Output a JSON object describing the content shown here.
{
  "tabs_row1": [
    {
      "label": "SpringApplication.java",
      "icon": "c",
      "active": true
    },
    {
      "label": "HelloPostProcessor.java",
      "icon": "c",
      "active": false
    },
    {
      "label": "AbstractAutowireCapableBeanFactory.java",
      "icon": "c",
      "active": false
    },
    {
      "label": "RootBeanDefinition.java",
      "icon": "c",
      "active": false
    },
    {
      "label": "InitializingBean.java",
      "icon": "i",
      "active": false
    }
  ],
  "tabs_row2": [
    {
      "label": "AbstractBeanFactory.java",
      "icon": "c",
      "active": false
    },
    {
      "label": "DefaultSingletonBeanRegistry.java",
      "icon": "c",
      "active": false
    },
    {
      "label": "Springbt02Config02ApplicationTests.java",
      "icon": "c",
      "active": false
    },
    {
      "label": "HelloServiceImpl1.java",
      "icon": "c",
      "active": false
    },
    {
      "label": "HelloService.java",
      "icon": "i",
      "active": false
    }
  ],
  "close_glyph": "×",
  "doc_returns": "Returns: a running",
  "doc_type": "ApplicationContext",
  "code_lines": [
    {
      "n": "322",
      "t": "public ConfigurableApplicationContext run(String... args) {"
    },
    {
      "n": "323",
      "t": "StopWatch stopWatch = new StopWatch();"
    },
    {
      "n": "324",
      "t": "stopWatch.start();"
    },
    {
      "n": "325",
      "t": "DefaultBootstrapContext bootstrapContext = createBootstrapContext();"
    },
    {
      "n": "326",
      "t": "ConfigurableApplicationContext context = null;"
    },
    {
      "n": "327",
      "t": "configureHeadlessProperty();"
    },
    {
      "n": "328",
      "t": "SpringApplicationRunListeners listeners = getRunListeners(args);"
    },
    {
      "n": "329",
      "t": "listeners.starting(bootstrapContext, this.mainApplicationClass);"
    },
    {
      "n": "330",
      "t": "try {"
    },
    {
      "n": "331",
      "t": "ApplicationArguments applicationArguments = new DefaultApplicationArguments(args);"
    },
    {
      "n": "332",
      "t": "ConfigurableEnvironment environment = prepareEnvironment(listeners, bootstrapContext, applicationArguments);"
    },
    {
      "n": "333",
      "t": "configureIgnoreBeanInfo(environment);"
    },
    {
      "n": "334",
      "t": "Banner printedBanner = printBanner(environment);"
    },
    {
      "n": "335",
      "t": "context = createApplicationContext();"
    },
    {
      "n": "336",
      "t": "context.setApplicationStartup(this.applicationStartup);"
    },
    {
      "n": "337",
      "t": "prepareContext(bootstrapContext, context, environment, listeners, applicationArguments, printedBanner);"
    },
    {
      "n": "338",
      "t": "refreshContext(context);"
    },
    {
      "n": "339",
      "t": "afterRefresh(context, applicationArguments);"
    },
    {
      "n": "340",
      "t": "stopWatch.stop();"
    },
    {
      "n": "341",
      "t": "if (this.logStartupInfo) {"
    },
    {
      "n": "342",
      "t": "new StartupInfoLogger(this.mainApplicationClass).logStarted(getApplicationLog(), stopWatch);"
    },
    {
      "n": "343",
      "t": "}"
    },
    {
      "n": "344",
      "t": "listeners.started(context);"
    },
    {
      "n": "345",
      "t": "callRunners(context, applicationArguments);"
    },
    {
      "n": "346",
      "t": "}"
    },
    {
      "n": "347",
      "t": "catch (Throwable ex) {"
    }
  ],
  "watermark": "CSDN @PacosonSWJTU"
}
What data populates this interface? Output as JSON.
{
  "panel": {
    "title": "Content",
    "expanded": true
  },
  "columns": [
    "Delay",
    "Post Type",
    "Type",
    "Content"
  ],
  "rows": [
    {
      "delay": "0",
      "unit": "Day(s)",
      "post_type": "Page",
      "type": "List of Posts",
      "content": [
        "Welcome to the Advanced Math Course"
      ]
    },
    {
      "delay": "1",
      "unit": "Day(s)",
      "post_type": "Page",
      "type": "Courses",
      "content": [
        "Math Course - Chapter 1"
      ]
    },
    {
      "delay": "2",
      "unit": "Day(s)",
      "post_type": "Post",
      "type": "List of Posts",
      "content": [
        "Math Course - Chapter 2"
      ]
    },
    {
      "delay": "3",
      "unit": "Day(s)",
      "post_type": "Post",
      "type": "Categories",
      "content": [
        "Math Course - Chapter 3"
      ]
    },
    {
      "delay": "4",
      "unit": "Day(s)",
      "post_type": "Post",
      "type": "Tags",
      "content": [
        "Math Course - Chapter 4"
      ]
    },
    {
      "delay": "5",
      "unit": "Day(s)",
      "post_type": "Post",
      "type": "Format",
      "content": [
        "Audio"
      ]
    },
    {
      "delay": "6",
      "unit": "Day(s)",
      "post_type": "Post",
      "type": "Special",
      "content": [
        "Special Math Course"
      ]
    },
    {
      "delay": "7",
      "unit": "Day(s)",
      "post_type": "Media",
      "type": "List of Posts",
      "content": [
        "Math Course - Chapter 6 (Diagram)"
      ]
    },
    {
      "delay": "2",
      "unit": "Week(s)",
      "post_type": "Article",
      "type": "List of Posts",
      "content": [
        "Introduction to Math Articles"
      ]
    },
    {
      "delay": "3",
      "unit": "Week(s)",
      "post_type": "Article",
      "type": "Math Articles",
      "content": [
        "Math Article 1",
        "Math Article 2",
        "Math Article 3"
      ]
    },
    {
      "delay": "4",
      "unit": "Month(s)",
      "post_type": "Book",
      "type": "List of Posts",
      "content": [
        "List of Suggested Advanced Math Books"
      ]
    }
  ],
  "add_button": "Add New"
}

────────────────────────────────────────

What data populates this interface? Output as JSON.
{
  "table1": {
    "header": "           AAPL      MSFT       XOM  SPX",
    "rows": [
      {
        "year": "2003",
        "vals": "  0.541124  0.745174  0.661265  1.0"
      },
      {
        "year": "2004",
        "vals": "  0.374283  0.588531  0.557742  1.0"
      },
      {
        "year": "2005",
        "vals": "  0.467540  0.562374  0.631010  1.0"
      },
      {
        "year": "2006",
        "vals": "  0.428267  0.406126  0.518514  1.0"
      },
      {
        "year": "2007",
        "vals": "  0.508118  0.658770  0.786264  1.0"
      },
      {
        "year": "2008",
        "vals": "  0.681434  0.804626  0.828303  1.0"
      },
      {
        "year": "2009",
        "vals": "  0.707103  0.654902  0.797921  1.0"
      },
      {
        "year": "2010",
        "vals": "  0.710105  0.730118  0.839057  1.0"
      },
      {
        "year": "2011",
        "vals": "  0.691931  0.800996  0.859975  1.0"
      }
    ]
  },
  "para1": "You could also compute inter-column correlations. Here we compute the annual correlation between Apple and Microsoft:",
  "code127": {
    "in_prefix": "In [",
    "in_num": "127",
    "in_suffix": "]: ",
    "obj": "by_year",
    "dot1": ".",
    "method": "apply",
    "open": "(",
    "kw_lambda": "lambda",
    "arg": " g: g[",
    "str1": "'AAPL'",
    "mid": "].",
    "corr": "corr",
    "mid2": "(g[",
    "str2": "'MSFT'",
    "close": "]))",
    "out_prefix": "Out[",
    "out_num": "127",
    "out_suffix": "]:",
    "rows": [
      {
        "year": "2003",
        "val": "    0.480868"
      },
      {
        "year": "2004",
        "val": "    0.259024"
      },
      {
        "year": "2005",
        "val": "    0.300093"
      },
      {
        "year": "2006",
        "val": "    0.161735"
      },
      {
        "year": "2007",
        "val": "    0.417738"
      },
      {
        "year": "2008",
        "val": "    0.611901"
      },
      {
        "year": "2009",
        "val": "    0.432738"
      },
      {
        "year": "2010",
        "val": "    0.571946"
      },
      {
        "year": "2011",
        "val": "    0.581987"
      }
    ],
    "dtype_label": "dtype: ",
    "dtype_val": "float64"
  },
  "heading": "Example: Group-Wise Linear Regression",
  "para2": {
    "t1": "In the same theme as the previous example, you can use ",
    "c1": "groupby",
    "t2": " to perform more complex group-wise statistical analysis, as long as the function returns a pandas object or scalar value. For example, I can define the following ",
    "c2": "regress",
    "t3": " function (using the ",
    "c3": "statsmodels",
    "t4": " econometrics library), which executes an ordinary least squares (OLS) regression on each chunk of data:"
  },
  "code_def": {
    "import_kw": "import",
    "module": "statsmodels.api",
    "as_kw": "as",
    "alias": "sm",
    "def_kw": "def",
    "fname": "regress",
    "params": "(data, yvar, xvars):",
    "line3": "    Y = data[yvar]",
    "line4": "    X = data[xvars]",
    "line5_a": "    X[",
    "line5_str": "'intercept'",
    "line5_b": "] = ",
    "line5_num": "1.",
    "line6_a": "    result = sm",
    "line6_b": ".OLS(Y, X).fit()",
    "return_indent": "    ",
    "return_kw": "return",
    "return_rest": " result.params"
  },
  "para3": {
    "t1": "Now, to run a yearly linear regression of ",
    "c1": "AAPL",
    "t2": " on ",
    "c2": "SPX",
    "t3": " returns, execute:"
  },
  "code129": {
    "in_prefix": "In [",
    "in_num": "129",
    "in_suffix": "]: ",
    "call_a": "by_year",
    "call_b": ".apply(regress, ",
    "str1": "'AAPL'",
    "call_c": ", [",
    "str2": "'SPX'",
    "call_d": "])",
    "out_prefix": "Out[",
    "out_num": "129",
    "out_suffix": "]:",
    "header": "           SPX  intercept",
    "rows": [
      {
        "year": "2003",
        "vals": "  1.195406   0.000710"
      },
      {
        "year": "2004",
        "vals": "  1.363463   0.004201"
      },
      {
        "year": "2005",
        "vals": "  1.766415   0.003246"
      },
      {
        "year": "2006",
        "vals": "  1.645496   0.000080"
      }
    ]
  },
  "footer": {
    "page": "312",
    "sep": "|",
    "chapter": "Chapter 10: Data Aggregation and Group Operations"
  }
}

────────────────────────────────────────

Task brief: Gather up every line in the data above that contains the word "xvars", copying each one.

Response for this exercise:
    "params": "(data, yvar, xvars):",
    "line4": "    X = data[xvars]",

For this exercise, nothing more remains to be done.